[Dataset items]
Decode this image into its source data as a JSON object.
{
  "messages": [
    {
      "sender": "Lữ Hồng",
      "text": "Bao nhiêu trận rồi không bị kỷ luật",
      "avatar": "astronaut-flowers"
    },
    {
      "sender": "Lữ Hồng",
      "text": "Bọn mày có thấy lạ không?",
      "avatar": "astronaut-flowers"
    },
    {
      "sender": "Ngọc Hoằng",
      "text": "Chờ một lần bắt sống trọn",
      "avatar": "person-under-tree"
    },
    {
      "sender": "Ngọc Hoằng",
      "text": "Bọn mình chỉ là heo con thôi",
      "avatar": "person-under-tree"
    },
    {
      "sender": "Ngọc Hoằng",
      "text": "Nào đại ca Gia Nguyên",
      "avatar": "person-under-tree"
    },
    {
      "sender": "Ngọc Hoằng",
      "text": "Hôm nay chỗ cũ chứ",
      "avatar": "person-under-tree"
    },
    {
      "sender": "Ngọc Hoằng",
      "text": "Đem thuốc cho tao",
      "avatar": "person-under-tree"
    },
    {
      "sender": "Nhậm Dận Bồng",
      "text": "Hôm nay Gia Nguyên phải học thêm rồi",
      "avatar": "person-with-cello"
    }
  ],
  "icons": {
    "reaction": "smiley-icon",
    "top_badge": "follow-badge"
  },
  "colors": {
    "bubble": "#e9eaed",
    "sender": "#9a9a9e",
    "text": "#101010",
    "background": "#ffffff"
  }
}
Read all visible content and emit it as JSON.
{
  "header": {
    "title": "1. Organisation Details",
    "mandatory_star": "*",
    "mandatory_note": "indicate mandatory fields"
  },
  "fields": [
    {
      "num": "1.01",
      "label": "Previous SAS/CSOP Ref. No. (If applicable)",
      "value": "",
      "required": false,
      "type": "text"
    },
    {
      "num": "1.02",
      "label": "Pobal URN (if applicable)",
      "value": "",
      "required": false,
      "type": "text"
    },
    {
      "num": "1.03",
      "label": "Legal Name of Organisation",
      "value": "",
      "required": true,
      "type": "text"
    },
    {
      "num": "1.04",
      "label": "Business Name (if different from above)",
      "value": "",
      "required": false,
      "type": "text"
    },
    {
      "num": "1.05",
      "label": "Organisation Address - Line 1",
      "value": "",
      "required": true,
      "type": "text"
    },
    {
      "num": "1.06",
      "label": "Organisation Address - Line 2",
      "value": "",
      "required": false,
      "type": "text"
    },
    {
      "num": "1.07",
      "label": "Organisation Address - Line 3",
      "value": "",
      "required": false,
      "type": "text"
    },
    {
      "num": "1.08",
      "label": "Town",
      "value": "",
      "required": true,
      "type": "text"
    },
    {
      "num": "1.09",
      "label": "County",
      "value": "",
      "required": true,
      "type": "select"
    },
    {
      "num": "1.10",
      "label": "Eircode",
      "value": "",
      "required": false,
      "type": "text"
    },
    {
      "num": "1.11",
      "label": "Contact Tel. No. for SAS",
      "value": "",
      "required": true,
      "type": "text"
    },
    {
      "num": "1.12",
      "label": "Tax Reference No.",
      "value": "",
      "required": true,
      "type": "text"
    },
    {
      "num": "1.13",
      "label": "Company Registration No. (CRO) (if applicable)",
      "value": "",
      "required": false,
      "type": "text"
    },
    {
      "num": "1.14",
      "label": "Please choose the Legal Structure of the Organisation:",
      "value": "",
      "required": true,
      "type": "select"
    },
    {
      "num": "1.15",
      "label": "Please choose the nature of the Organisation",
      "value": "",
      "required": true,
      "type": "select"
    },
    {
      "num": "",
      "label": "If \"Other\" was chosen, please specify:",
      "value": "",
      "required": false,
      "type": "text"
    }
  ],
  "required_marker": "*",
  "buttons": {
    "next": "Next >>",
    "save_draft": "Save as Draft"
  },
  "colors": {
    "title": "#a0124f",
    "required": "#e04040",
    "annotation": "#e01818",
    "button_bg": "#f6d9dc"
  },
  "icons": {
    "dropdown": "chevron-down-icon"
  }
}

▸ **EXERCISE BRIEF**: Which lines above contain "choose"? Show each of them.

▸ **SOLUTION FOR THIS EXERCISE**:
      "label": "Please choose the Legal Structure of the Organisation:",
      "label": "Please choose the nature of the Organisation",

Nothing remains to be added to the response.